[Aim of the exercise] Extract the full set of records, then give each one again exactly.

>>

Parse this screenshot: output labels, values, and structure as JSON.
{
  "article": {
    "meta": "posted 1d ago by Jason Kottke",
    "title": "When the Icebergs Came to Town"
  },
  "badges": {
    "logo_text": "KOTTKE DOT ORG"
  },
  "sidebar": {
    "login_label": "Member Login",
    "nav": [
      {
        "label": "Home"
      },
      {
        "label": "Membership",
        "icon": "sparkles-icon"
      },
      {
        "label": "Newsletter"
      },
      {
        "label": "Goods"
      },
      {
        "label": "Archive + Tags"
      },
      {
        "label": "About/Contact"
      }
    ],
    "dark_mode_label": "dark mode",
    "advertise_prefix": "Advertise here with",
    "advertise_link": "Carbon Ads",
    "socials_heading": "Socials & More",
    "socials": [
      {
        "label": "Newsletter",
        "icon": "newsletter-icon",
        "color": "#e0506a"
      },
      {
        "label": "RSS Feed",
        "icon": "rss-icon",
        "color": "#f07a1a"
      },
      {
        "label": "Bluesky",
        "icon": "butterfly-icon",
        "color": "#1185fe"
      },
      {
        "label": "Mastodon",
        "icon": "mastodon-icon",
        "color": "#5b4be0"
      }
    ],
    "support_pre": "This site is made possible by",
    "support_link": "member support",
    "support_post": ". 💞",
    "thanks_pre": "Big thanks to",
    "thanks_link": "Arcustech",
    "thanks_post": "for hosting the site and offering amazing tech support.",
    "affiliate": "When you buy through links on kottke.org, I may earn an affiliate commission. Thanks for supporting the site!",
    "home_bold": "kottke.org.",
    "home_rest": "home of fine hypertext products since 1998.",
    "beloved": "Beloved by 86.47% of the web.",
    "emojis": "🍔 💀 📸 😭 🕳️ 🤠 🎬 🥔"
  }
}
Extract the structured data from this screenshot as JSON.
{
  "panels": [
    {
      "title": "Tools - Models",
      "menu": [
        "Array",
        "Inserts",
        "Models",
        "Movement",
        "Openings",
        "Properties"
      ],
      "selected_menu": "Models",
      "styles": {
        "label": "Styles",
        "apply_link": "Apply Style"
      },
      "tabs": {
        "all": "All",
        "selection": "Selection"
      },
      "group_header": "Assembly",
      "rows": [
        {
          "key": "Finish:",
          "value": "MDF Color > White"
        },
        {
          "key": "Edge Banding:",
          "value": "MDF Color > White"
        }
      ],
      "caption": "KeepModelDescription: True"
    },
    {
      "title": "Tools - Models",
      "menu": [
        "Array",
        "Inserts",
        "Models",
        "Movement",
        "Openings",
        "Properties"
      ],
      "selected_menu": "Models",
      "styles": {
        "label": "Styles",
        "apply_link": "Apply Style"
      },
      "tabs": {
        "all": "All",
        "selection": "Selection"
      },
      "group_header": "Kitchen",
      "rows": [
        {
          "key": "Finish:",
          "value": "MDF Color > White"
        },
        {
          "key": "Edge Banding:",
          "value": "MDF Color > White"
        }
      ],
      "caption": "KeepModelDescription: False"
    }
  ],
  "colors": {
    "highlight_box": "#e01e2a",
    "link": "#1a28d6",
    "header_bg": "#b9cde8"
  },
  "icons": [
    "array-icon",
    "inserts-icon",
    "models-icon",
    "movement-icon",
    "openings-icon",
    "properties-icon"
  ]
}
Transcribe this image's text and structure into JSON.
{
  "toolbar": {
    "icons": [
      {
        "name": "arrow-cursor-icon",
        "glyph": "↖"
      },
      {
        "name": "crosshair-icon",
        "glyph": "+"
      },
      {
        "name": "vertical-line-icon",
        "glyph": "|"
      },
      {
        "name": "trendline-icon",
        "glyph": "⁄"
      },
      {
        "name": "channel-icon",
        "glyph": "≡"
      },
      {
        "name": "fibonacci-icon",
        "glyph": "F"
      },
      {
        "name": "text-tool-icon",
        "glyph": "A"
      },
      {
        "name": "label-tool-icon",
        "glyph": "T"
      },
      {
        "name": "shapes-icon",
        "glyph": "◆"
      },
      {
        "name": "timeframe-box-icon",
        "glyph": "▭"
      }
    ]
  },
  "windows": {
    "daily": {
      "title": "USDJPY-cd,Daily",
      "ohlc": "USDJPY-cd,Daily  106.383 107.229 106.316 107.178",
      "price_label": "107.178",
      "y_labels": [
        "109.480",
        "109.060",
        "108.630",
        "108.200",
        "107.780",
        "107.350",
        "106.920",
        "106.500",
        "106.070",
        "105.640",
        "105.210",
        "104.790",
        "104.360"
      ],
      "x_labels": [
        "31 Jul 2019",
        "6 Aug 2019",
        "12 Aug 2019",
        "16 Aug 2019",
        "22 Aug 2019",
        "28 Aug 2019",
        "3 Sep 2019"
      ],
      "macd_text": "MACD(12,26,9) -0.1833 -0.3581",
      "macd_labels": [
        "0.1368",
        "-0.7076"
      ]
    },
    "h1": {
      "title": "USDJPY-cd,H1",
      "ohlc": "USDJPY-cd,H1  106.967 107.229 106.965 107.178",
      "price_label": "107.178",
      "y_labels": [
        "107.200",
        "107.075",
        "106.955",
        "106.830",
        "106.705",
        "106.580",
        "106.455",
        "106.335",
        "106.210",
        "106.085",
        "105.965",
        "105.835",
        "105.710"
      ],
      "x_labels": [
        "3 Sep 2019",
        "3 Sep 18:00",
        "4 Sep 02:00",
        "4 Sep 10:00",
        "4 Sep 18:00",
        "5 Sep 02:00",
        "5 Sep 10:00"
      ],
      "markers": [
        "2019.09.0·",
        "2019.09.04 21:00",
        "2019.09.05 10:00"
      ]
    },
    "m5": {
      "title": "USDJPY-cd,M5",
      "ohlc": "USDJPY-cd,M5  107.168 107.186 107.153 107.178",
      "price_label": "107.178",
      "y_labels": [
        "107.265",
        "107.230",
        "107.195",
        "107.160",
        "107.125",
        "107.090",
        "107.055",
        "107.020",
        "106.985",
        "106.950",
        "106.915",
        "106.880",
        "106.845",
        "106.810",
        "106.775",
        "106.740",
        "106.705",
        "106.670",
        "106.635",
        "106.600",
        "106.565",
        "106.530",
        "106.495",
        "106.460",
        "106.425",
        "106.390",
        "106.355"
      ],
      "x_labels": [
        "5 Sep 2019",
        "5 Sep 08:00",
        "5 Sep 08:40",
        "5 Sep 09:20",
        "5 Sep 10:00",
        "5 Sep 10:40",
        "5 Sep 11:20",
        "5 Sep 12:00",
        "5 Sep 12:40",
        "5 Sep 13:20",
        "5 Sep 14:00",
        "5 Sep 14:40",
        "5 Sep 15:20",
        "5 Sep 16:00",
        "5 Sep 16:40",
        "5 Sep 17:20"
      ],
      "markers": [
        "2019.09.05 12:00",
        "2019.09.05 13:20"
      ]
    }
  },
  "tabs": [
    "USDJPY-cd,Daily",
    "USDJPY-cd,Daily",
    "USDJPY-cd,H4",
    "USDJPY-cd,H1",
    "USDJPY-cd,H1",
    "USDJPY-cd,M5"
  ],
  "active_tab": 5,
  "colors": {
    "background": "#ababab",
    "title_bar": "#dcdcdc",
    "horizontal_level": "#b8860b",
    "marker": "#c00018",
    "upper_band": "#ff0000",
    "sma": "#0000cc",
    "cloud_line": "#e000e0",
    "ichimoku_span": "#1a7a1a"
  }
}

<<

[Finished exercise]
Parse this screenshot: output labels, values, and structure as JSON.
{
  "article": {
    "meta": "posted 1d ago by Jason Kottke",
    "title": "When the Icebergs Came to Town"
  },
  "badges": {
    "logo_text": "KOTTKE DOT ORG"
  },
  "sidebar": {
    "login_label": "Member Login",
    "nav": [
      {
        "label": "Home"
      },
      {
        "label": "Membership",
        "icon": "sparkles-icon"
      },
      {
        "label": "Newsletter"
      },
      {
        "label": "Goods"
      },
      {
        "label": "Archive + Tags"
      },
      {
        "label": "About/Contact"
      }
    ],
    "dark_mode_label": "dark mode",
    "advertise_prefix": "Advertise here with",
    "advertise_link": "Carbon Ads",
    "socials_heading": "Socials & More",
    "socials": [
      {
        "label": "Newsletter",
        "icon": "newsletter-icon",
        "color": "#e0506a"
      },
      {
        "label": "RSS Feed",
        "icon": "rss-icon",
        "color": "#f07a1a"
      },
      {
        "label": "Bluesky",
        "icon": "butterfly-icon",
        "color": "#1185fe"
      },
      {
        "label": "Mastodon",
        "icon": "mastodon-icon",
        "color": "#5b4be0"
      }
    ],
    "support_pre": "This site is made possible by",
    "support_link": "member support",
    "support_post": ". 💞",
    "thanks_pre": "Big thanks to",
    "thanks_link": "Arcustech",
    "thanks_post": "for hosting the site and offering amazing tech support.",
    "affiliate": "When you buy through links on kottke.org, I may earn an affiliate commission. Thanks for supporting the site!",
    "home_bold": "kottke.org.",
    "home_rest": "home of fine hypertext products since 1998.",
    "beloved": "Beloved by 86.47% of the web.",
    "emojis": "🍔 💀 📸 😭 🕳️ 🤠 🎬 🥔"
  }
}
Extract the structured data from this screenshot as JSON.
{
  "panels": [
    {
      "title": "Tools - Models",
      "menu": [
        "Array",
        "Inserts",
        "Models",
        "Movement",
        "Openings",
        "Properties"
      ],
      "selected_menu": "Models",
      "styles": {
        "label": "Styles",
        "apply_link": "Apply Style"
      },
      "tabs": {
        "all": "All",
        "selection": "Selection"
      },
      "group_header": "Assembly",
      "rows": [
        {
          "key": "Finish:",
          "value": "MDF Color > White"
        },
        {
          "key": "Edge Banding:",
          "value": "MDF Color > White"
        }
      ],
      "caption": "KeepModelDescription: True"
    },
    {
      "title": "Tools - Models",
      "menu": [
        "Array",
        "Inserts",
        "Models",
        "Movement",
        "Openings",
        "Properties"
      ],
      "selected_menu": "Models",
      "styles": {
        "label": "Styles",
        "apply_link": "Apply Style"
      },
      "tabs": {
        "all": "All",
        "selection": "Selection"
      },
      "group_header": "Kitchen",
      "rows": [
        {
          "key": "Finish:",
          "value": "MDF Color > White"
        },
        {
          "key": "Edge Banding:",
          "value": "MDF Color > White"
        }
      ],
      "caption": "KeepModelDescription: False"
    }
  ],
  "colors": {
    "highlight_box": "#e01e2a",
    "link": "#1a28d6",
    "header_bg": "#b9cde8"
  },
  "icons": [
    "array-icon",
    "inserts-icon",
    "models-icon",
    "movement-icon",
    "openings-icon",
    "properties-icon"
  ]
}
Transcribe this image's text and structure into JSON.
{
  "toolbar": {
    "icons": [
      {
        "name": "arrow-cursor-icon",
        "glyph": "↖"
      },
      {
        "name": "crosshair-icon",
        "glyph": "+"
      },
      {
        "name": "vertical-line-icon",
        "glyph": "|"
      },
      {
        "name": "trendline-icon",
        "glyph": "⁄"
      },
      {
        "name": "channel-icon",
        "glyph": "≡"
      },
      {
        "name": "fibonacci-icon",
        "glyph": "F"
      },
      {
        "name": "text-tool-icon",
        "glyph": "A"
      },
      {
        "name": "label-tool-icon",
        "glyph": "T"
      },
      {
        "name": "shapes-icon",
        "glyph": "◆"
      },
      {
        "name": "timeframe-box-icon",
        "glyph": "▭"
      }
    ]
  },
  "windows": {
    "daily": {
      "title": "USDJPY-cd,Daily",
      "ohlc": "USDJPY-cd,Daily  106.383 107.229 106.316 107.178",
      "price_label": "107.178",
      "y_labels": [
        "109.480",
        "109.060",
        "108.630",
        "108.200",
        "107.780",
        "107.350",
        "106.920",
        "106.500",
        "106.070",
        "105.640",
        "105.210",
        "104.790",
        "104.360"
      ],
      "x_labels": [
        "31 Jul 2019",
        "6 Aug 2019",
        "12 Aug 2019",
        "16 Aug 2019",
        "22 Aug 2019",
        "28 Aug 2019",
        "3 Sep 2019"
      ],
      "macd_text": "MACD(12,26,9) -0.1833 -0.3581",
      "macd_labels": [
        "0.1368",
        "-0.7076"
      ]
    },
    "h1": {
      "title": "USDJPY-cd,H1",
      "ohlc": "USDJPY-cd,H1  106.967 107.229 106.965 107.178",
      "price_label": "107.178",
      "y_labels": [
        "107.200",
        "107.075",
        "106.955",
        "106.830",
        "106.705",
        "106.580",
        "106.455",
        "106.335",
        "106.210",
        "106.085",
        "105.965",
        "105.835",
        "105.710"
      ],
      "x_labels": [
        "3 Sep 2019",
        "3 Sep 18:00",
        "4 Sep 02:00",
        "4 Sep 10:00",
        "4 Sep 18:00",
        "5 Sep 02:00",
        "5 Sep 10:00"
      ],
      "markers": [
        "2019.09.0·",
        "2019.09.04 21:00",
        "2019.09.05 10:00"
      ]
    },
    "m5": {
      "title": "USDJPY-cd,M5",
      "ohlc": "USDJPY-cd,M5  107.168 107.186 107.153 107.178",
      "price_label": "107.178",
      "y_labels": [
        "107.265",
        "107.230",
        "107.195",
        "107.160",
        "107.125",
        "107.090",
        "107.055",
        "107.020",
        "106.985",
        "106.950",
        "106.915",
        "106.880",
        "106.845",
        "106.810",
        "106.775",
        "106.740",
        "106.705",
        "106.670",
        "106.635",
        "106.600",
        "106.565",
        "106.530",
        "106.495",
        "106.460",
        "106.425",
        "106.390",
        "106.355"
      ],
      "x_labels": [
        "5 Sep 2019",
        "5 Sep 08:00",
        "5 Sep 08:40",
        "5 Sep 09:20",
        "5 Sep 10:00",
        "5 Sep 10:40",
        "5 Sep 11:20",
        "5 Sep 12:00",
        "5 Sep 12:40",
        "5 Sep 13:20",
        "5 Sep 14:00",
        "5 Sep 14:40",
        "5 Sep 15:20",
        "5 Sep 16:00",
        "5 Sep 16:40",
        "5 Sep 17:20"
      ],
      "markers": [
        "2019.09.05 12:00",
        "2019.09.05 13:20"
      ]
    }
  },
  "tabs": [
    "USDJPY-cd,Daily",
    "USDJPY-cd,Daily",
    "USDJPY-cd,H4",
    "USDJPY-cd,H1",
    "USDJPY-cd,H1",
    "USDJPY-cd,M5"
  ],
  "active_tab": 5,
  "colors": {
    "background": "#ababab",
    "title_bar": "#dcdcdc",
    "horizontal_level": "#b8860b",
    "marker": "#c00018",
    "upper_band": "#ff0000",
    "sma": "#0000cc",
    "cloud_line": "#e000e0",
    "ichimoku_span": "#1a7a1a"
  }
}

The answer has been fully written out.